(Stored data)
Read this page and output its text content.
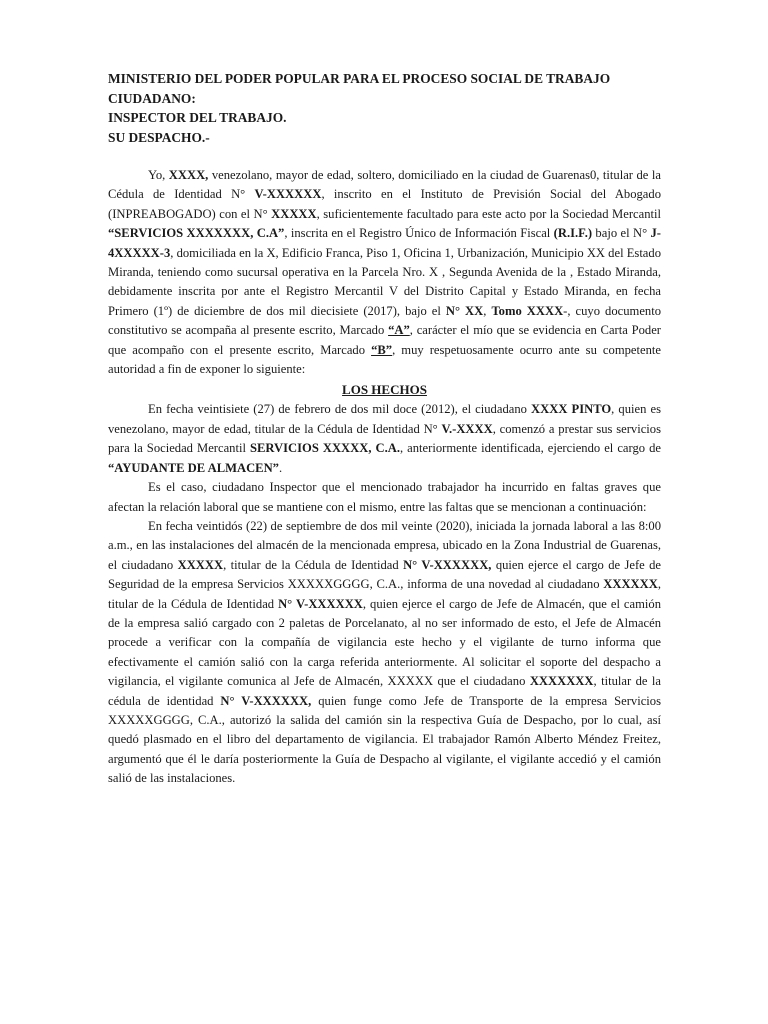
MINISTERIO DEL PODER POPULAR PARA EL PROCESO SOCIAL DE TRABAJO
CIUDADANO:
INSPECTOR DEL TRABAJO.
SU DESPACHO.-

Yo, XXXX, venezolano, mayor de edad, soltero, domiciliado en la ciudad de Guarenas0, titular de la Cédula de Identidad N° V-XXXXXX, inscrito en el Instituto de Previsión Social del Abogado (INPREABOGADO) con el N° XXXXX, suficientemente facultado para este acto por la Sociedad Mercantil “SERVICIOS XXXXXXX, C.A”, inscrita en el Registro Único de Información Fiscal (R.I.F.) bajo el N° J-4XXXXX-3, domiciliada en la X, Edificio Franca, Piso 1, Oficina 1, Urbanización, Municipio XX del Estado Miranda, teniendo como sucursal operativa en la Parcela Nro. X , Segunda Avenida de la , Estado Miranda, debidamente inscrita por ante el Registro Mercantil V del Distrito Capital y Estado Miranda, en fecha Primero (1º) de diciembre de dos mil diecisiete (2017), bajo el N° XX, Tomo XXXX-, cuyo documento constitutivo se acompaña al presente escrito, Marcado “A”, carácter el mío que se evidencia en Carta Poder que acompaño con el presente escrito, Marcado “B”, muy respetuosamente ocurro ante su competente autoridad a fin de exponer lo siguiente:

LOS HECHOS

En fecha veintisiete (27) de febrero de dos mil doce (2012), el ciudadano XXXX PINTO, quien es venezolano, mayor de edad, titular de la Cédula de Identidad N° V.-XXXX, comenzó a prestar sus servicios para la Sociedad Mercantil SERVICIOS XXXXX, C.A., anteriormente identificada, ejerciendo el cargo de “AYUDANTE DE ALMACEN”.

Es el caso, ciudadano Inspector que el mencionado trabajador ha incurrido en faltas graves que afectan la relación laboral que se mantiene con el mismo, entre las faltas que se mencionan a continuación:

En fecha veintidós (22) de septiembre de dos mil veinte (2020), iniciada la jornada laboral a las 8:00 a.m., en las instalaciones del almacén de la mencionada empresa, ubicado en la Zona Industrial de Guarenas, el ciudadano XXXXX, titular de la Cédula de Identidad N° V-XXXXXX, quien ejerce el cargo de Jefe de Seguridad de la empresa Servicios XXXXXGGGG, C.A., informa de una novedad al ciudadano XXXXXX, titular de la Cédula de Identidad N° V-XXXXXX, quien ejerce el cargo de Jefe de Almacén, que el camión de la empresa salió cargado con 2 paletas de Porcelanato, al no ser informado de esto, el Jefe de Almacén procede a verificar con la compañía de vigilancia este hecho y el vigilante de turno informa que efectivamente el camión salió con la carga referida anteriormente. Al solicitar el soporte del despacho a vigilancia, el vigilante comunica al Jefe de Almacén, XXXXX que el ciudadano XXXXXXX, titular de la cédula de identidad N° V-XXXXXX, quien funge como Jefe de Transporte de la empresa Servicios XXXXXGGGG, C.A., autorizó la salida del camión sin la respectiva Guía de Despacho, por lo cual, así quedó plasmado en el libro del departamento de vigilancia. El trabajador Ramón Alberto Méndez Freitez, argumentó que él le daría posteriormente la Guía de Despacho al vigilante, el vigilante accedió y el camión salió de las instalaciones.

...

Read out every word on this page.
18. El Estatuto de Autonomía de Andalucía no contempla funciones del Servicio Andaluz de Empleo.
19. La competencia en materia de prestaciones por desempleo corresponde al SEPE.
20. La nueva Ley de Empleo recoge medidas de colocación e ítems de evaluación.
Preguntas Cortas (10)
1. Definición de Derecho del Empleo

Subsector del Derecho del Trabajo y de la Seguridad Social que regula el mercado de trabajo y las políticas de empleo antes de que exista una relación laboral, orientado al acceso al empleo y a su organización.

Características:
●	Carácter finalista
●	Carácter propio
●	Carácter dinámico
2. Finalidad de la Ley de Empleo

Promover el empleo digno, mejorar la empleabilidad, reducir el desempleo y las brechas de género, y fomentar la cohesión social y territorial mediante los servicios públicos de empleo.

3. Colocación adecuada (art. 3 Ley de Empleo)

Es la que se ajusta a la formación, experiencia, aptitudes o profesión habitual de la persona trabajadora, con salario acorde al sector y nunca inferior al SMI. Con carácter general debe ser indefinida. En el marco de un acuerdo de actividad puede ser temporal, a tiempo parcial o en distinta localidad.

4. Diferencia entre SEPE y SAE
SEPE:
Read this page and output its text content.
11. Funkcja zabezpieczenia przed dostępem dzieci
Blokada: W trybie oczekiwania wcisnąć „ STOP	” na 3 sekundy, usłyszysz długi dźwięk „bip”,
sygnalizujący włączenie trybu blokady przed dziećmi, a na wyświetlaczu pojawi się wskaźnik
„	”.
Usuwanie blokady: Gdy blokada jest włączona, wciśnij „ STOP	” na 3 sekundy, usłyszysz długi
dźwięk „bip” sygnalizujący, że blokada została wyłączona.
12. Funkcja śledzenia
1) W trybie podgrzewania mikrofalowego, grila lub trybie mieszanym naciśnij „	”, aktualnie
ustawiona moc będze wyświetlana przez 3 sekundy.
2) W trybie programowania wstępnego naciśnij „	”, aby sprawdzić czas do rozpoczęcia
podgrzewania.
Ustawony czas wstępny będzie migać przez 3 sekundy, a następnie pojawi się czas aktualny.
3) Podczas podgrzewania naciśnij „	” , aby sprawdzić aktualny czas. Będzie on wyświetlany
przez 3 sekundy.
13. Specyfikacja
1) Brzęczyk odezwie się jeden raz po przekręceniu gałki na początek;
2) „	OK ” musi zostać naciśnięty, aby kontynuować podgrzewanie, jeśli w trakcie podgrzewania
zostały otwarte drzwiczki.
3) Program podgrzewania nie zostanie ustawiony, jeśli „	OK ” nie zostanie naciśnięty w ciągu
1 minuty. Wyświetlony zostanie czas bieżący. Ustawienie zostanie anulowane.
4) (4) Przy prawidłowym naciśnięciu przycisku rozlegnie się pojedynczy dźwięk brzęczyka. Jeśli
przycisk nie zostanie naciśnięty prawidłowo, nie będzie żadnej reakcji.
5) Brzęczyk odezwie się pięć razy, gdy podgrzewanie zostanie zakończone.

**DESCRIPTION OF THE TASK:** List all lines from the entries that include the word "sekundy".

**WORKED SOLUTION:**
Blokada: W trybie oczekiwania wcisnąć „ STOP	” na 3 sekundy, usłyszysz długi dźwięk „bip”,
Usuwanie blokady: Gdy blokada jest włączona, wciśnij „ STOP	” na 3 sekundy, usłyszysz długi
ustawiona moc będze wyświetlana przez 3 sekundy.
Ustawony czas wstępny będzie migać przez 3 sekundy, a następnie pojawi się czas aktualny.
przez 3 sekundy.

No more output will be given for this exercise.